▶ _Task to carry out_
All of the entries must be reproduced exactly, with no images carried over.

▶ _Dataset content_
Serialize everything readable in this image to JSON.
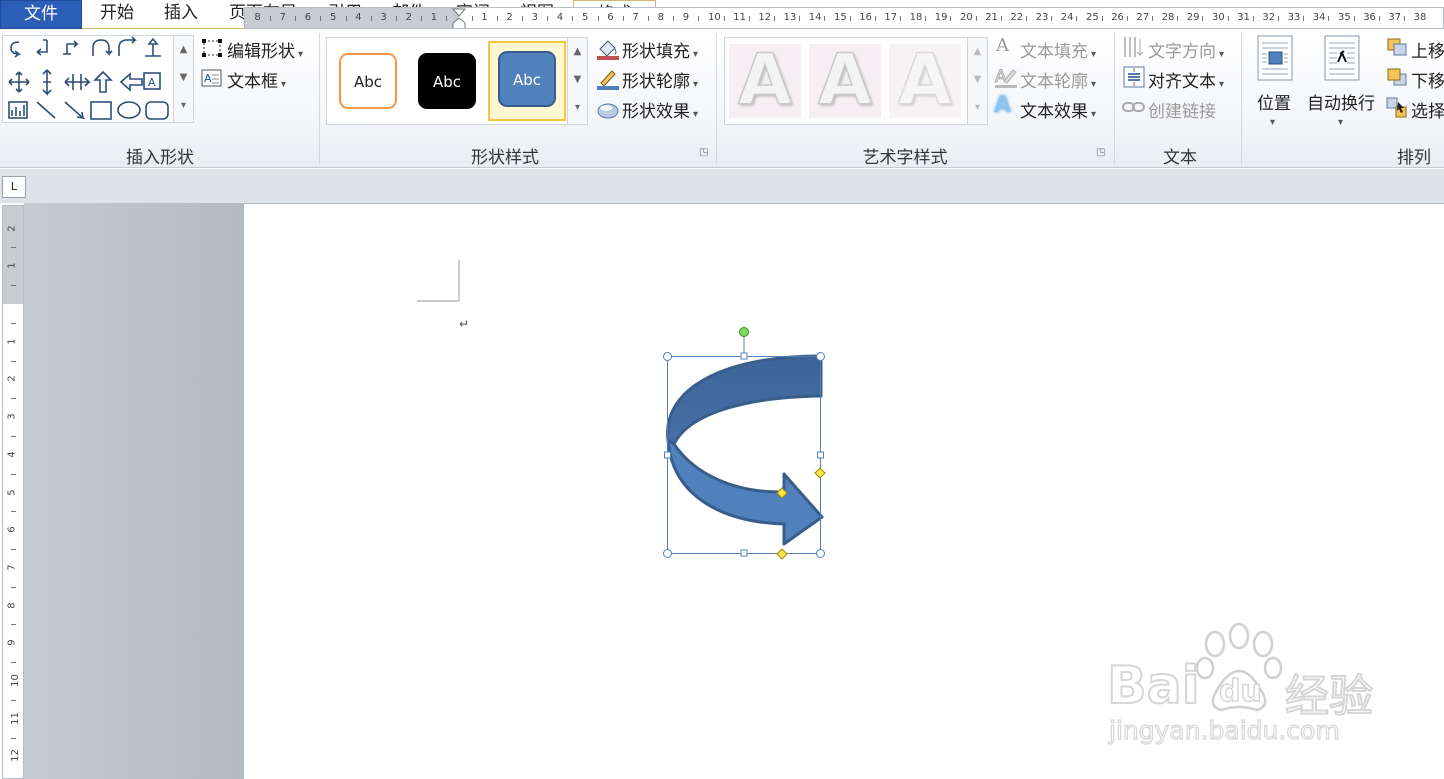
{
  "tabs": {
    "file": "文件",
    "home": "开始",
    "insert": "插入",
    "layout": "页面布局",
    "references": "引用",
    "mailings": "邮件",
    "review": "审阅",
    "view": "视图",
    "format": "格式"
  },
  "insert_shapes": {
    "edit_shape": "编辑形状",
    "text_box": "文本框",
    "label": "插入形状"
  },
  "shape_styles": {
    "swatch_1": "Abc",
    "swatch_2": "Abc",
    "swatch_3": "Abc",
    "fill": "形状填充",
    "outline": "形状轮廓",
    "effects": "形状效果",
    "label": "形状样式"
  },
  "wordart_styles": {
    "sample_1": "A",
    "sample_2": "A",
    "sample_3": "A",
    "text_fill": "文本填充",
    "text_outline": "文本轮廓",
    "text_effects": "文本效果",
    "label": "艺术字样式"
  },
  "text_group": {
    "direction": "文字方向",
    "align": "对齐文本",
    "create_link": "创建链接",
    "label": "文本"
  },
  "arrange": {
    "position": "位置",
    "wrap": "自动换行",
    "bring_forward": "上移",
    "send_backward": "下移",
    "selection": "选择",
    "label": "排列"
  },
  "ruler": {
    "corner": "L",
    "h_left_numbers": [
      "8",
      "7",
      "6",
      "5",
      "4",
      "3",
      "2",
      "1"
    ],
    "h_right_numbers": [
      "1",
      "2",
      "3",
      "4",
      "5",
      "6",
      "7",
      "8",
      "9",
      "10",
      "11",
      "12",
      "13",
      "14",
      "15",
      "16",
      "17",
      "18",
      "19",
      "20",
      "21",
      "22",
      "23",
      "24",
      "25",
      "26",
      "27",
      "28",
      "29",
      "30",
      "31",
      "32",
      "33",
      "34",
      "35",
      "36",
      "37",
      "38"
    ],
    "v_top_numbers": [
      "2",
      "1"
    ],
    "v_numbers": [
      "1",
      "2",
      "3",
      "4",
      "5",
      "6",
      "7",
      "8",
      "9",
      "10",
      "11",
      "12"
    ]
  },
  "document": {
    "paragraph_mark": "↵"
  },
  "watermark": {
    "brand": "Bai",
    "brand2": "du",
    "product": "经验",
    "url": "jingyan.baidu.com"
  },
  "colors": {
    "file_tab": "#2b5fb7",
    "arrow_fill": "#4f81bd",
    "arrow_outline": "#385d8a",
    "selection": "#4f81bd"
  }
}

▶ _Exercise answer_
Serialize everything readable in this image to JSON.
{
  "tabs": {
    "file": "文件",
    "home": "开始",
    "insert": "插入",
    "layout": "页面布局",
    "references": "引用",
    "mailings": "邮件",
    "review": "审阅",
    "view": "视图",
    "format": "格式"
  },
  "insert_shapes": {
    "edit_shape": "编辑形状",
    "text_box": "文本框",
    "label": "插入形状"
  },
  "shape_styles": {
    "swatch_1": "Abc",
    "swatch_2": "Abc",
    "swatch_3": "Abc",
    "fill": "形状填充",
    "outline": "形状轮廓",
    "effects": "形状效果",
    "label": "形状样式"
  },
  "wordart_styles": {
    "sample_1": "A",
    "sample_2": "A",
    "sample_3": "A",
    "text_fill": "文本填充",
    "text_outline": "文本轮廓",
    "text_effects": "文本效果",
    "label": "艺术字样式"
  },
  "text_group": {
    "direction": "文字方向",
    "align": "对齐文本",
    "create_link": "创建链接",
    "label": "文本"
  },
  "arrange": {
    "position": "位置",
    "wrap": "自动换行",
    "bring_forward": "上移",
    "send_backward": "下移",
    "selection": "选择",
    "label": "排列"
  },
  "ruler": {
    "corner": "L",
    "h_left_numbers": [
      "8",
      "7",
      "6",
      "5",
      "4",
      "3",
      "2",
      "1"
    ],
    "h_right_numbers": [
      "1",
      "2",
      "3",
      "4",
      "5",
      "6",
      "7",
      "8",
      "9",
      "10",
      "11",
      "12",
      "13",
      "14",
      "15",
      "16",
      "17",
      "18",
      "19",
      "20",
      "21",
      "22",
      "23",
      "24",
      "25",
      "26",
      "27",
      "28",
      "29",
      "30",
      "31",
      "32",
      "33",
      "34",
      "35",
      "36",
      "37",
      "38"
    ],
    "v_top_numbers": [
      "2",
      "1"
    ],
    "v_numbers": [
      "1",
      "2",
      "3",
      "4",
      "5",
      "6",
      "7",
      "8",
      "9",
      "10",
      "11",
      "12"
    ]
  },
  "document": {
    "paragraph_mark": "↵"
  },
  "watermark": {
    "brand": "Bai",
    "brand2": "du",
    "product": "经验",
    "url": "jingyan.baidu.com"
  },
  "colors": {
    "file_tab": "#2b5fb7",
    "arrow_fill": "#4f81bd",
    "arrow_outline": "#385d8a",
    "selection": "#4f81bd"
  }
}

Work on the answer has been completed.